:: WORK ORDER 1 ::
Reproduce the part of the Manuel Simpertegui profile from "- 2017: Santiago" up to and including "as a defender." word for word.
:: WORK ORDER 2 ::
According to the Manuel Simpertegui profile, where was he born?

:: TEXT ::
-- Opening Marker --

Manuel Simpertegui

Personal information
- Full name: Manuel Rodrigo Simpertegui Flores
- Date of birth: 4 January 1988 (age 37)
- Place of birth: Tomé, Chile
- Height: 1.73 m (5 ft 8 in)
- Position(s): Defender

Senior career*
- Years: Team / Apps / (Gls)
- 2007–2011: Deportes Concepción / 58 / (5)
- 2012–2013: Deportes Temuco / 36 / (5)
- 2013–2014: Barnechea / 37 / (9)
- 2014–2015: Santiago Morning / 23 / (2)
- 2015–2016: Cobreloa / 16 / (2)
- 2016: Ferrocarril Sud [es] / 11 / (2)
- 2017: Santiago Morning / 2 / (0)
- 2017: Independiente Cauquenes / 12 / (0)
- Total:  / 195 / (25)

= Manuel Simpertegui =

Chilean footballer (born 1988)

Manuel Rodrigo Simpertegui Flores (born 4 January 1988) is a Chilean former footballer who played as a defender.

==Career==
At international level, he was part of a Chile under-25 squad in a training session led by Claudio Borghi in May 2011, alongside his teammates in Deportes Concepción, David Llanos and Patricio Jerez.

-- Closing Marker --

Excerpts from a dataset
-- Opening Marker --

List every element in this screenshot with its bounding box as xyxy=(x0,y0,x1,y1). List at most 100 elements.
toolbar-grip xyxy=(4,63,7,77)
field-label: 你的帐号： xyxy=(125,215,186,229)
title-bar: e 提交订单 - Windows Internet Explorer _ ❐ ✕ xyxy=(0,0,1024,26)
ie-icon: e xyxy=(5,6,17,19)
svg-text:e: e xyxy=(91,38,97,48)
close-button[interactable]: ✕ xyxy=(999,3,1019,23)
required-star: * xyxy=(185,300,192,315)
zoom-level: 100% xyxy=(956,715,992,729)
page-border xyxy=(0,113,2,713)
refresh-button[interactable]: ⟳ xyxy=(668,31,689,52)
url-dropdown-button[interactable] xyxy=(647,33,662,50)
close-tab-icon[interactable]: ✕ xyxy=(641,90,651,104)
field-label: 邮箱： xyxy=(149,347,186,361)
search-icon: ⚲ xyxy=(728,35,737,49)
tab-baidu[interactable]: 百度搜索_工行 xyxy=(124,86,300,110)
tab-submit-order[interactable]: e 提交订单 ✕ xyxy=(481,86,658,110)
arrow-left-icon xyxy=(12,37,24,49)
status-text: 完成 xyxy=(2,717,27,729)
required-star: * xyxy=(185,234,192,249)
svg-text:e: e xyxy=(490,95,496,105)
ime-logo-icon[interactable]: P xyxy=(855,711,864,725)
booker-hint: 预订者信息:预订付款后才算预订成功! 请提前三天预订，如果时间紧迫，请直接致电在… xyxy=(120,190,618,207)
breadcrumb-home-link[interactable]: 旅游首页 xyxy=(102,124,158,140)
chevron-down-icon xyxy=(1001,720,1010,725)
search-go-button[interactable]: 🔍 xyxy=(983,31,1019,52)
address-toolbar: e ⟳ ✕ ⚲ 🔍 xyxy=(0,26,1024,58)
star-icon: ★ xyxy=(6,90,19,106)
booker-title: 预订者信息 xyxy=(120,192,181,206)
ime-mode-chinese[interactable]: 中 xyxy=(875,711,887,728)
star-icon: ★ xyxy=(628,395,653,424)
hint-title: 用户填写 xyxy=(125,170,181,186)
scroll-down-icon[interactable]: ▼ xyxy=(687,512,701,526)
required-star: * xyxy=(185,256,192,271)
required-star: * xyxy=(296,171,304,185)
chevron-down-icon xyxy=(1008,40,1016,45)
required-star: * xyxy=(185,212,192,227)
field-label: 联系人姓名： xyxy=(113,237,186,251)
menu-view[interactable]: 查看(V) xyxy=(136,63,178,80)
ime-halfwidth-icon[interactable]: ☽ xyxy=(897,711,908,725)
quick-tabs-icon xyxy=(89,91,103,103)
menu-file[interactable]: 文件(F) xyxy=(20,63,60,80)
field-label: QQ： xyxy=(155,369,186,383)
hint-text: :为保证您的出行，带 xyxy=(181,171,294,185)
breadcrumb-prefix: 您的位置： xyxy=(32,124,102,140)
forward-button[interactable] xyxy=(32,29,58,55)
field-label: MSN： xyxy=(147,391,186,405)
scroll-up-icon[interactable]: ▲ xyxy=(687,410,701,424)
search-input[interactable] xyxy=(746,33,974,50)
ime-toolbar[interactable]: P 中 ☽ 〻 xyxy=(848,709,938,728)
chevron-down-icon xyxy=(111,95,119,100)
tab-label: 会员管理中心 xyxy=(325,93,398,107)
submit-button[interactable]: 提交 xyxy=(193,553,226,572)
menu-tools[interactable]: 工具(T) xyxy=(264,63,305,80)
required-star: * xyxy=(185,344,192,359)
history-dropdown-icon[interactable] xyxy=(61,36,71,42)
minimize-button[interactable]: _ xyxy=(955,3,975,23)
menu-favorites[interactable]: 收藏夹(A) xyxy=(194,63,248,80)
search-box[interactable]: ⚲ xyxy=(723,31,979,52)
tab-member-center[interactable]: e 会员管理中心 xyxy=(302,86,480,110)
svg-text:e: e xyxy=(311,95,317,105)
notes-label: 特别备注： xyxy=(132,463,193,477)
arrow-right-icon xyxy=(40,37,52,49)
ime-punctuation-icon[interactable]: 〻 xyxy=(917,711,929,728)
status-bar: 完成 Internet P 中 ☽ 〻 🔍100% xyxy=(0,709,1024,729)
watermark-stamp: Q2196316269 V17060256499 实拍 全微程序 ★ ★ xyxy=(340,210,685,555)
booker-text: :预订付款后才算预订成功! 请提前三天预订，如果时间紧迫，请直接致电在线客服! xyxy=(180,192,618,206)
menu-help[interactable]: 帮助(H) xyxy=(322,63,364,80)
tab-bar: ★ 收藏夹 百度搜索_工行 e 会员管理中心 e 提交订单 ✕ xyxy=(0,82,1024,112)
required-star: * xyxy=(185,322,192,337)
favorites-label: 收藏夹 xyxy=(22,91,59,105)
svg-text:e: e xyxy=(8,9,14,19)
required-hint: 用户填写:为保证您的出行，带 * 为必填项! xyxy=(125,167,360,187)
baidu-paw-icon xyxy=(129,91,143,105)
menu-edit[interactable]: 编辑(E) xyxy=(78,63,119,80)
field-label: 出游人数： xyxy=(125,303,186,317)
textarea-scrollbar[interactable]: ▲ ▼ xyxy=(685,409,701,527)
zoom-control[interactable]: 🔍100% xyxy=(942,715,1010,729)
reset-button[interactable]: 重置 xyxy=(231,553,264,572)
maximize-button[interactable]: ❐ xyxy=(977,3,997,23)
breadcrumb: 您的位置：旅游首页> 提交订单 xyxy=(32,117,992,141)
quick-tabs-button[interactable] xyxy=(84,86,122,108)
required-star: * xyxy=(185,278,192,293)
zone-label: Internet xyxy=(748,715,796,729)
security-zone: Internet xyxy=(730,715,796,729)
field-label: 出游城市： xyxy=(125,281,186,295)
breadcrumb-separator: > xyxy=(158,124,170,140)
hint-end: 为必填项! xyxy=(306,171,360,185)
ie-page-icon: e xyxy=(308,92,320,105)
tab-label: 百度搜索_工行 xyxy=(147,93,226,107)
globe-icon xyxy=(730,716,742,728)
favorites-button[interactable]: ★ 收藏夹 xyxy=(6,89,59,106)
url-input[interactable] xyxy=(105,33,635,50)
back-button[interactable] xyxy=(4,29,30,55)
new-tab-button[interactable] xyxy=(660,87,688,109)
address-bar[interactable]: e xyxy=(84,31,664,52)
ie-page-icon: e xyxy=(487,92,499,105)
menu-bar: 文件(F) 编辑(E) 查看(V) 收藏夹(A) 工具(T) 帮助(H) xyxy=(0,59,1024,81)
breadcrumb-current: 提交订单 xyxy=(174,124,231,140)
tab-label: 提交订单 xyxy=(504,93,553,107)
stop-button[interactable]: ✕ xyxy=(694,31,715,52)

-- Closing Marker --

:: TASK RESPONSE 1 ::
- 2017: Santiago Morning / 2 / (0)
- 2017: Independiente Cauquenes / 12 / (0)
- Total:  / 195 / (25)

= Manuel Simpertegui =

Chilean footballer (born 1988)

Manuel Rodrigo Simpertegui Flores (born 4 January 1988) is a Chilean former footballer who played as a defender.

:: TASK RESPONSE 2 ::
Tomé, Chile.